Activity:
Which lines below hold the word "neue"? Report each one.

Provided entries:
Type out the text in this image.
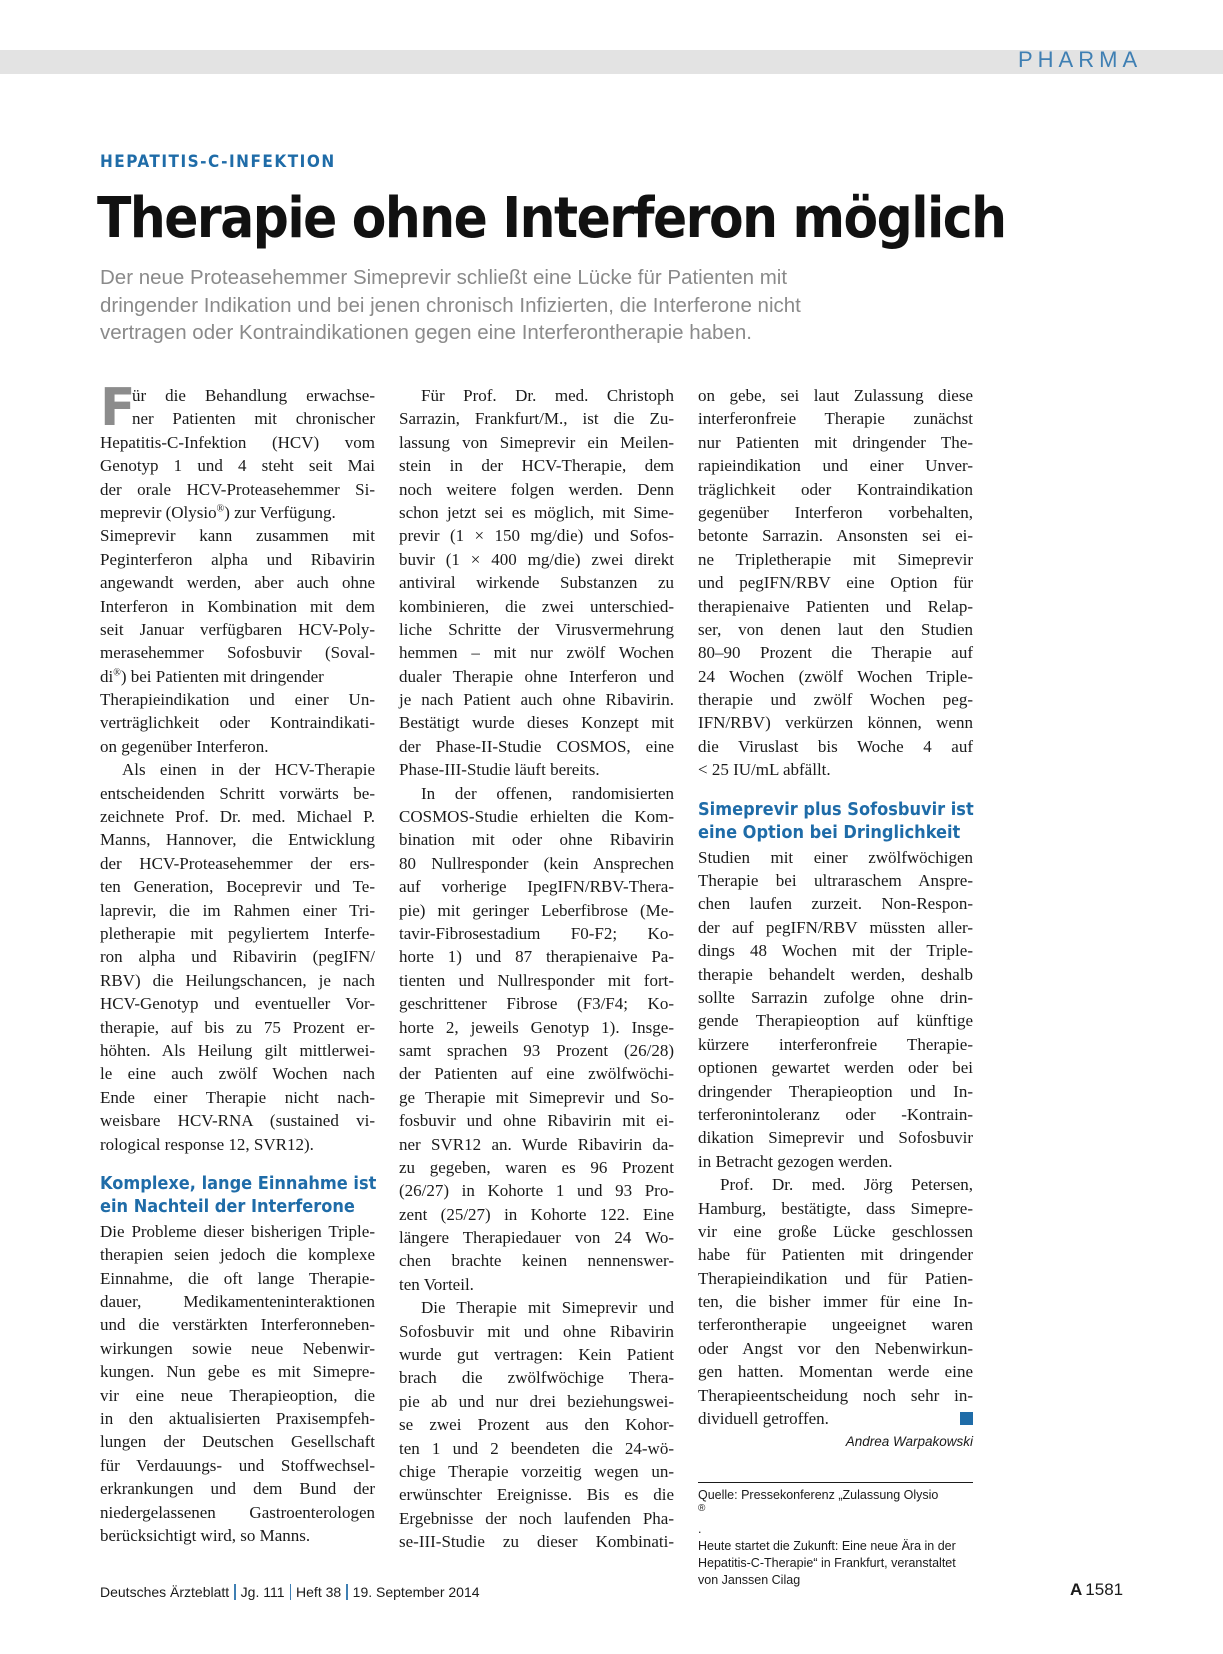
PHARMA
HEPATITIS-C-INFEKTION
Therapie ohne Interferon möglich
Der neue Proteasehemmer Simeprevir schließt eine Lücke für Patienten mit
dringender Indikation und bei jenen chronisch Infizierten, die Interferone nicht
vertragen oder Kontraindikationen gegen eine Interferontherapie haben.
F
ür die Behandlung erwachse-
ner Patienten mit chronischer
Hepatitis-C-Infektion (HCV) vom
Genotyp 1 und 4 steht seit Mai
der orale HCV-Proteasehemmer Si-
meprevir (Olysio®) zur Verfügung.
Simeprevir kann zusammen mit
Peginterferon alpha und Ribavirin
angewandt werden, aber auch ohne
Interferon in Kombination mit dem
seit Januar verfügbaren HCV-Poly-
merasehemmer Sofosbuvir (Soval-
di®) bei Patienten mit dringender
Therapieindikation und einer Un-
verträglichkeit oder Kontraindikati-
on gegenüber Interferon.
Als einen in der HCV-Therapie
entscheidenden Schritt vorwärts be-
zeichnete Prof. Dr. med. Michael P.
Manns, Hannover, die Entwicklung
der HCV-Proteasehemmer der ers-
ten Generation, Boceprevir und Te-
laprevir, die im Rahmen einer Tri-
pletherapie mit pegyliertem Interfe-
ron alpha und Ribavirin (pegIFN/
RBV) die Heilungschancen, je nach
HCV-Genotyp und eventueller Vor-
therapie, auf bis zu 75 Prozent er-
höhten. Als Heilung gilt mittlerwei-
le eine auch zwölf Wochen nach
Ende einer Therapie nicht nach-
weisbare HCV-RNA (sustained vi-
rological response 12, SVR12).
Komplexe, lange Einnahme ist
ein Nachteil der Interferone
Die Probleme dieser bisherigen Triple-
therapien seien jedoch die komplexe
Einnahme, die oft lange Therapie-
dauer, Medikamenteninteraktionen
und die verstärkten Interferonneben-
wirkungen sowie neue Nebenwir-
kungen. Nun gebe es mit Simepre-
vir eine neue Therapieoption, die
in den aktualisierten Praxisempfeh-
lungen der Deutschen Gesellschaft
für Verdauungs- und Stoffwechsel-
erkrankungen und dem Bund der
niedergelassenen Gastroenterologen
berücksichtigt wird, so Manns.
Für Prof. Dr. med. Christoph
Sarrazin, Frankfurt/M., ist die Zu-
lassung von Simeprevir ein Meilen-
stein in der HCV-Therapie, dem
noch weitere folgen werden. Denn
schon jetzt sei es möglich, mit Sime-
previr (1 × 150 mg/die) und Sofos-
buvir (1 × 400 mg/die) zwei direkt
antiviral wirkende Substanzen zu
kombinieren, die zwei unterschied-
liche Schritte der Virusvermehrung
hemmen – mit nur zwölf Wochen
dualer Therapie ohne Interferon und
je nach Patient auch ohne Ribavirin.
Bestätigt wurde dieses Konzept mit
der Phase-II-Studie COSMOS, eine
Phase-III-Studie läuft bereits.
In der offenen, randomisierten
COSMOS-Studie erhielten die Kom-
bination mit oder ohne Ribavirin
80 Nullresponder (kein Ansprechen
auf vorherige IpegIFN/RBV-Thera-
pie) mit geringer Leberfibrose (Me-
tavir-Fibrosestadium F0-F2; Ko-
horte 1) und 87 therapienaive Pa-
tienten und Nullresponder mit fort-
geschrittener Fibrose (F3/F4; Ko-
horte 2, jeweils Genotyp 1). Insge-
samt sprachen 93 Prozent (26/28)
der Patienten auf eine zwölfwöchi-
ge Therapie mit Simeprevir und So-
fosbuvir und ohne Ribavirin mit ei-
ner SVR12 an. Wurde Ribavirin da-
zu gegeben, waren es 96 Prozent
(26/27) in Kohorte 1 und 93 Pro-
zent (25/27) in Kohorte 122. Eine
längere Therapiedauer von 24 Wo-
chen brachte keinen nennenswer-
ten Vorteil.
Die Therapie mit Simeprevir und
Sofosbuvir mit und ohne Ribavirin
wurde gut vertragen: Kein Patient
brach die zwölfwöchige Thera-
pie ab und nur drei beziehungswei-
se zwei Prozent aus den Kohor-
ten 1 und 2 beendeten die 24-wö-
chige Therapie vorzeitig wegen un-
erwünschter Ereignisse. Bis es die
Ergebnisse der noch laufenden Pha-
se-III-Studie zu dieser Kombinati-
on gebe, sei laut Zulassung diese
interferonfreie Therapie zunächst
nur Patienten mit dringender The-
rapieindikation und einer Unver-
träglichkeit oder Kontraindikation
gegenüber Interferon vorbehalten,
betonte Sarrazin. Ansonsten sei ei-
ne Tripletherapie mit Simeprevir
und pegIFN/RBV eine Option für
therapienaive Patienten und Relap-
ser, von denen laut den Studien
80–90 Prozent die Therapie auf
24 Wochen (zwölf Wochen Triple-
therapie und zwölf Wochen peg-
IFN/RBV) verkürzen können, wenn
die Viruslast bis Woche 4 auf
< 25 IU/mL abfällt.
Simeprevir plus Sofosbuvir ist
eine Option bei Dringlichkeit
Studien mit einer zwölfwöchigen
Therapie bei ultraraschem Anspre-
chen laufen zurzeit. Non-Respon-
der auf pegIFN/RBV müssten aller-
dings 48 Wochen mit der Triple-
therapie behandelt werden, deshalb
sollte Sarrazin zufolge ohne drin-
gende Therapieoption auf künftige
kürzere interferonfreie Therapie-
optionen gewartet werden oder bei
dringender Therapieoption und In-
terferonintoleranz oder -Kontrain-
dikation Simeprevir und Sofosbuvir
in Betracht gezogen werden.
Prof. Dr. med. Jörg Petersen,
Hamburg, bestätigte, dass Simepre-
vir eine große Lücke geschlossen
habe für Patienten mit dringender
Therapieindikation und für Patien-
ten, die bisher immer für eine In-
terferontherapie ungeeignet waren
oder Angst vor den Nebenwirkun-
gen hatten. Momentan werde eine
Therapieentscheidung noch sehr in-
dividuell getroffen.
Andrea Warpakowski
Quelle: Pressekonferenz „Zulassung Olysio
®
.
Heute startet die Zukunft: Eine neue Ära in der
Hepatitis-C-Therapie“ in Frankfurt, veranstaltet
von Janssen Cilag
Deutsches Ärzteblatt Jg. 111 Heft 38 19. September 2014	A 1581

Answer section:
Der neue Proteasehemmer Simeprevir schließt eine Lücke für Patienten mit
wirkungen sowie neue Nebenwir-
vir eine neue Therapieoption, die
Heute startet die Zukunft: Eine neue Ära in der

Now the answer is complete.